- _Quoted passage_
• • • • •

Meanwhile, some of the major banking regulators, including the Federal Reserve, Federal Deposit Insurance Corporation, and Office of the Comptroller of the Currency promised to put their rulemaking activity on pause until the next administration took office.
‘Midnight rulemaking’
Chopra, for his part, has chosen to clear his agency’s to-do list in a final burst of activity, telling a Senate committee that he saw no need for the CFPB to be a “dead fish” in the lame-duck period.
Along with late regulations, the regulator has filed a flurry of lawsuits targeting major banks and the company that runs the payment platform Zelle, Walmart, and the manufactured homes company owned by Warren Buffet’s Berkshire Hathaway.
Key Capitol Hill Democrats have cheered on his approach. In December, former Ohio Sen. Sherrod Brown, then the head of the Senate Banking Committee, and Georgia Sen. Raphael Warnock, who also sits on the panel, urged the CFPB to finish its medical debt rule. “This issue is far too important to remain unsettled any longer,” Warnock said in a statement at the time.
But Chopra’s push has infuriated Capitol Hill Republicans, many of whom have opposed the CFPB’s existence since its creation and are hoping to significantly curtail its powers under Trump. Immediately after the election, Senate Banking Committee chair Tim Scott sent a letter to the Biden administration, asking all financial regulators to hit pause on new rules. He and House Financial Services Committee chair French Hill have since blasted Chopra for ignoring their requests, accusing him of engaging in “midnight rulemaking.”
Republicans lawmakers have yet to confirm whether they will try to repeal the regulations, though they have floated the possibility. In a December letter urging Chopra to hit pause on his efforts, Hill pointedly noted that his final actions could be subject to the Congressional Review Act.
“The financial system, its institutions, consumers, and the CFPB itself do not benefit from last-minute partisan rulemaking attempts,” he wrote.

• • • • •

- _Exercise set_
1. Print the stretch of the CFPB passage from "Along with late" through "at the time." word for word.
2. Continue the passage on the CFPB's final rulemaking push from its last sentence.

• • • • •

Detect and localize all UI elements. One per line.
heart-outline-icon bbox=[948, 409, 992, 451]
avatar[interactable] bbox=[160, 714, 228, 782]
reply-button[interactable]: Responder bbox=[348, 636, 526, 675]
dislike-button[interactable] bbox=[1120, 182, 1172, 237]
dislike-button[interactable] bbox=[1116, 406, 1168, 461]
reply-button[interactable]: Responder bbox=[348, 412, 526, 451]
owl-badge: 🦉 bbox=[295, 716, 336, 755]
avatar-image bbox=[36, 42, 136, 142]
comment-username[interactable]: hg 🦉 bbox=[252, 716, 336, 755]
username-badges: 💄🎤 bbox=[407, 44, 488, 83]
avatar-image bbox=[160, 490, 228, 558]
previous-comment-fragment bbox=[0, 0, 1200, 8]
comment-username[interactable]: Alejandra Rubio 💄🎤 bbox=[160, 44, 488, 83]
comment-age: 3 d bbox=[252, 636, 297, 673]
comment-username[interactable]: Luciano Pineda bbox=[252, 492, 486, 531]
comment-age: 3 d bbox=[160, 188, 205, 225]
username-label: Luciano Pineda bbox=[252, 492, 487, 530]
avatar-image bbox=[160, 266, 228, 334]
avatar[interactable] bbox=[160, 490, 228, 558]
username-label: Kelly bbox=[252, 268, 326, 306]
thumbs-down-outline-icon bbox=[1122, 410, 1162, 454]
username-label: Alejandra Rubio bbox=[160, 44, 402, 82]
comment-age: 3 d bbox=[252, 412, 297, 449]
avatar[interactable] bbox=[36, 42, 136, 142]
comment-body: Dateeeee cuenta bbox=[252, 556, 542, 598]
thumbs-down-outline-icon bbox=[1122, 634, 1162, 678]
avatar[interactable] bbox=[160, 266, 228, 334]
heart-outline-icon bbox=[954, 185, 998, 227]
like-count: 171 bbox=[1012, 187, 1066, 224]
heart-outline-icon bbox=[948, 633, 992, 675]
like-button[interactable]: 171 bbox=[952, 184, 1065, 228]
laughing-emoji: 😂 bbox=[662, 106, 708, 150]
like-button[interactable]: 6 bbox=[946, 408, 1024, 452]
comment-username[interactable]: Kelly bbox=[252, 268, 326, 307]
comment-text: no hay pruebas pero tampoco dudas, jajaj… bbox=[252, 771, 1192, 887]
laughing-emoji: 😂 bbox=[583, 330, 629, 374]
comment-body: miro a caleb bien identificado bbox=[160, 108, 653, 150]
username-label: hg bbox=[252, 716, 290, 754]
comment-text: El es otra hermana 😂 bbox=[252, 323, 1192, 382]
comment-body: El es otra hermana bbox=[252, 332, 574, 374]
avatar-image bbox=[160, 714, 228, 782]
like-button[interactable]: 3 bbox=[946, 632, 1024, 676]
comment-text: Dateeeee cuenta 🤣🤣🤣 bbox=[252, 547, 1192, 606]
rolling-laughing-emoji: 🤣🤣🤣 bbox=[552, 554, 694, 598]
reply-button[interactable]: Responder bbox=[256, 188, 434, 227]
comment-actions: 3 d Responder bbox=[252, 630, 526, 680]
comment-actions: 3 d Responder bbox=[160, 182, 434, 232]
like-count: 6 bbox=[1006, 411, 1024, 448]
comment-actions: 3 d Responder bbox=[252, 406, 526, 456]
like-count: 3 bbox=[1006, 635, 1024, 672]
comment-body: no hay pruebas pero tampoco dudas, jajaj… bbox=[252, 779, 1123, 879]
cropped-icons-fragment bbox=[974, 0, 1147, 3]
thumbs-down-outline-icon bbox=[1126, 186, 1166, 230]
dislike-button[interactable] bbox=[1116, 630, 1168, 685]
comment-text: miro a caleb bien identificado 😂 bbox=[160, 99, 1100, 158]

• • • • •

- _Numbered responses_
1.
Along with late regulations, the regulator has filed a flurry of lawsuits targeting major banks and the company that runs the payment platform Zelle, Walmart, and the manufactured homes company owned by Warren Buffet’s Berkshire Hathaway.
Key Capitol Hill Democrats have cheered on his approach. In December, former Ohio Sen. Sherrod Brown, then the head of the Senate Banking Committee, and Georgia Sen. Raphael Warnock, who also sits on the panel, urged the CFPB to finish its medical debt rule. “This issue is far too important to remain unsettled any longer,” Warnock said in a statement at the time.

2.
Some of this typical end-of-term partisan sparring. The first Trump administration was similarly accused of engaging in “midnight rulemaking” as it sought to implement a slew of policy changes near its end. (The CFPB itself issued major rules on debt collection and mortgages in December of 2020). Progressives were ultimately frustrated that Democratic lawmakers and the Biden administration only used the Congressional Review Act three times to reverse those actions, in part because leaders on Capitol Hill wanted to focus on their expansive legislative agenda.
Republicans could face similar logistical constraints this year. For that reason, some might prefer to let the Trump administration’s regulators rewrite rules, though that would be a lengthier process, or allow lawsuits challenging them to play out. Industry groups have already filed suit to overturn the overdraft rule, which stands to cost banks billions of dollars annually in fees.
Even if Republicans do overturn rules via the Congressional Review Act, some experts question whether it would actually prevent a future Democratic administration from resurrecting a similar policy down the line.
Although the law bans agencies from implementing a rule in “substantially the same form” once it’s been subject to a disapproval resolution, it does not define what that means and the issue has never been fully litigated in court, said Philip Wallach, a senior fellow at The American Enterprise Institute who studies the regulatory process.
“I feel like if I were in Chopra’s position, you’re thinking why not just take your shot, why not leave your record the best you can?” Wallach said. “Make [Republicans] take their time and spend their political capital rather than meekly tabling it all as you walk out the door.”